Rows from a figure dataset
-- start --

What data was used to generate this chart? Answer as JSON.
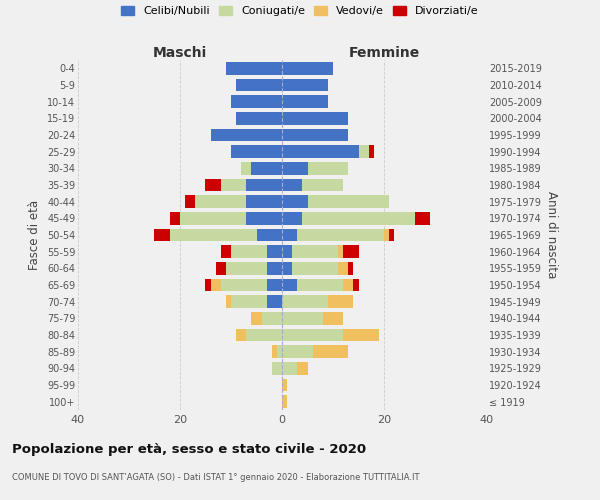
{
  "age_groups": [
    "100+",
    "95-99",
    "90-94",
    "85-89",
    "80-84",
    "75-79",
    "70-74",
    "65-69",
    "60-64",
    "55-59",
    "50-54",
    "45-49",
    "40-44",
    "35-39",
    "30-34",
    "25-29",
    "20-24",
    "15-19",
    "10-14",
    "5-9",
    "0-4"
  ],
  "birth_years": [
    "≤ 1919",
    "1920-1924",
    "1925-1929",
    "1930-1934",
    "1935-1939",
    "1940-1944",
    "1945-1949",
    "1950-1954",
    "1955-1959",
    "1960-1964",
    "1965-1969",
    "1970-1974",
    "1975-1979",
    "1980-1984",
    "1985-1989",
    "1990-1994",
    "1995-1999",
    "2000-2004",
    "2005-2009",
    "2010-2014",
    "2015-2019"
  ],
  "maschi": {
    "celibi": [
      0,
      0,
      0,
      0,
      0,
      0,
      3,
      3,
      3,
      3,
      5,
      7,
      7,
      7,
      6,
      10,
      14,
      9,
      10,
      9,
      11
    ],
    "coniugati": [
      0,
      0,
      2,
      1,
      7,
      4,
      7,
      9,
      8,
      7,
      17,
      13,
      10,
      5,
      2,
      0,
      0,
      0,
      0,
      0,
      0
    ],
    "vedovi": [
      0,
      0,
      0,
      1,
      2,
      2,
      1,
      2,
      0,
      0,
      0,
      0,
      0,
      0,
      0,
      0,
      0,
      0,
      0,
      0,
      0
    ],
    "divorziati": [
      0,
      0,
      0,
      0,
      0,
      0,
      0,
      1,
      2,
      2,
      3,
      2,
      2,
      3,
      0,
      0,
      0,
      0,
      0,
      0,
      0
    ]
  },
  "femmine": {
    "nubili": [
      0,
      0,
      0,
      0,
      0,
      0,
      0,
      3,
      2,
      2,
      3,
      4,
      5,
      4,
      5,
      15,
      13,
      13,
      9,
      9,
      10
    ],
    "coniugate": [
      0,
      0,
      3,
      6,
      12,
      8,
      9,
      9,
      9,
      9,
      17,
      22,
      16,
      8,
      8,
      2,
      0,
      0,
      0,
      0,
      0
    ],
    "vedove": [
      1,
      1,
      2,
      7,
      7,
      4,
      5,
      2,
      2,
      1,
      1,
      0,
      0,
      0,
      0,
      0,
      0,
      0,
      0,
      0,
      0
    ],
    "divorziate": [
      0,
      0,
      0,
      0,
      0,
      0,
      0,
      1,
      1,
      3,
      1,
      3,
      0,
      0,
      0,
      1,
      0,
      0,
      0,
      0,
      0
    ]
  },
  "color_celibi": "#4472c4",
  "color_coniugati": "#c5d9a0",
  "color_vedovi": "#f0c060",
  "color_divorziati": "#cc0000",
  "title": "Popolazione per età, sesso e stato civile - 2020",
  "subtitle": "COMUNE DI TOVO DI SANT’AGATA (SO) - Dati ISTAT 1° gennaio 2020 - Elaborazione TUTTITALIA.IT",
  "xlabel_maschi": "Maschi",
  "xlabel_femmine": "Femmine",
  "ylabel_left": "Fasce di età",
  "ylabel_right": "Anni di nascita",
  "legend_labels": [
    "Celibi/Nubili",
    "Coniugati/e",
    "Vedovi/e",
    "Divorziati/e"
  ],
  "xlim": 40,
  "background_color": "#f0f0f0"
}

-- end --

Task instructions
Output the entries above exactly. Drop the pictures.

Response for this exercise
What data was used to generate this chart? Answer as JSON.
{
  "age_groups": [
    "100+",
    "95-99",
    "90-94",
    "85-89",
    "80-84",
    "75-79",
    "70-74",
    "65-69",
    "60-64",
    "55-59",
    "50-54",
    "45-49",
    "40-44",
    "35-39",
    "30-34",
    "25-29",
    "20-24",
    "15-19",
    "10-14",
    "5-9",
    "0-4"
  ],
  "birth_years": [
    "≤ 1919",
    "1920-1924",
    "1925-1929",
    "1930-1934",
    "1935-1939",
    "1940-1944",
    "1945-1949",
    "1950-1954",
    "1955-1959",
    "1960-1964",
    "1965-1969",
    "1970-1974",
    "1975-1979",
    "1980-1984",
    "1985-1989",
    "1990-1994",
    "1995-1999",
    "2000-2004",
    "2005-2009",
    "2010-2014",
    "2015-2019"
  ],
  "maschi": {
    "celibi": [
      0,
      0,
      0,
      0,
      0,
      0,
      3,
      3,
      3,
      3,
      5,
      7,
      7,
      7,
      6,
      10,
      14,
      9,
      10,
      9,
      11
    ],
    "coniugati": [
      0,
      0,
      2,
      1,
      7,
      4,
      7,
      9,
      8,
      7,
      17,
      13,
      10,
      5,
      2,
      0,
      0,
      0,
      0,
      0,
      0
    ],
    "vedovi": [
      0,
      0,
      0,
      1,
      2,
      2,
      1,
      2,
      0,
      0,
      0,
      0,
      0,
      0,
      0,
      0,
      0,
      0,
      0,
      0,
      0
    ],
    "divorziati": [
      0,
      0,
      0,
      0,
      0,
      0,
      0,
      1,
      2,
      2,
      3,
      2,
      2,
      3,
      0,
      0,
      0,
      0,
      0,
      0,
      0
    ]
  },
  "femmine": {
    "nubili": [
      0,
      0,
      0,
      0,
      0,
      0,
      0,
      3,
      2,
      2,
      3,
      4,
      5,
      4,
      5,
      15,
      13,
      13,
      9,
      9,
      10
    ],
    "coniugate": [
      0,
      0,
      3,
      6,
      12,
      8,
      9,
      9,
      9,
      9,
      17,
      22,
      16,
      8,
      8,
      2,
      0,
      0,
      0,
      0,
      0
    ],
    "vedove": [
      1,
      1,
      2,
      7,
      7,
      4,
      5,
      2,
      2,
      1,
      1,
      0,
      0,
      0,
      0,
      0,
      0,
      0,
      0,
      0,
      0
    ],
    "divorziate": [
      0,
      0,
      0,
      0,
      0,
      0,
      0,
      1,
      1,
      3,
      1,
      3,
      0,
      0,
      0,
      1,
      0,
      0,
      0,
      0,
      0
    ]
  },
  "color_celibi": "#4472c4",
  "color_coniugati": "#c5d9a0",
  "color_vedovi": "#f0c060",
  "color_divorziati": "#cc0000",
  "title": "Popolazione per età, sesso e stato civile - 2020",
  "subtitle": "COMUNE DI TOVO DI SANT’AGATA (SO) - Dati ISTAT 1° gennaio 2020 - Elaborazione TUTTITALIA.IT",
  "xlabel_maschi": "Maschi",
  "xlabel_femmine": "Femmine",
  "ylabel_left": "Fasce di età",
  "ylabel_right": "Anni di nascita",
  "legend_labels": [
    "Celibi/Nubili",
    "Coniugati/e",
    "Vedovi/e",
    "Divorziati/e"
  ],
  "xlim": 40,
  "background_color": "#f0f0f0"
}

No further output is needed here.